**WHAT THIS TASK INVOLVES**
Filter the entries below, keeping only lines with the word "максимального".

**DATA FOR THE TASK**
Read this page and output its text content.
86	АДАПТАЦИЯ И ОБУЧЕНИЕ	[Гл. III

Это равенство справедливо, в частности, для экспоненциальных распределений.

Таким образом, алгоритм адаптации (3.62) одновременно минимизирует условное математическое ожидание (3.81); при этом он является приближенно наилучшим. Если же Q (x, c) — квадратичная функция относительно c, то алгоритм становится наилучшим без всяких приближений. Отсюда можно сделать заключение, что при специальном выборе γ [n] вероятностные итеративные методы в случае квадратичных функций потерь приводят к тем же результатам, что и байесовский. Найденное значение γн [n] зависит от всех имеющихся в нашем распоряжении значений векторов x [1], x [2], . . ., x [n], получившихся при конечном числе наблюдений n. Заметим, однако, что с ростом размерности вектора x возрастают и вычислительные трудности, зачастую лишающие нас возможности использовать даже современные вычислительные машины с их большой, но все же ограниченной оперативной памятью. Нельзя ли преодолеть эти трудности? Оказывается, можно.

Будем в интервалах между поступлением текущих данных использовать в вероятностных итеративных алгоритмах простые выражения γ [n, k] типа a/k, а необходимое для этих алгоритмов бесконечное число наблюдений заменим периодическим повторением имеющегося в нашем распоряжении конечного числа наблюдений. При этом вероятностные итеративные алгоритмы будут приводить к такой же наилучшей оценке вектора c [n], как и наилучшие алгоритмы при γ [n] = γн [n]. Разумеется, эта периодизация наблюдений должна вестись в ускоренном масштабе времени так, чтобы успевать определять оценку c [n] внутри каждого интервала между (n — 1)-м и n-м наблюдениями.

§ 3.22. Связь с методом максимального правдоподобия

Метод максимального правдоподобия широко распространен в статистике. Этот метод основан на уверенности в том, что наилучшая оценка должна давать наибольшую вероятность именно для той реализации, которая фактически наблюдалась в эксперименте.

**COMPLETED EXERCISE**
§ 3.22. Связь с методом максимального правдоподобия
Метод максимального правдоподобия широко распространен в статистике. Этот метод основан на уверенности в том, что наилучшая оценка должна давать наибольшую вероятность именно для той реализации, которая фактически наблюдалась в эксперименте.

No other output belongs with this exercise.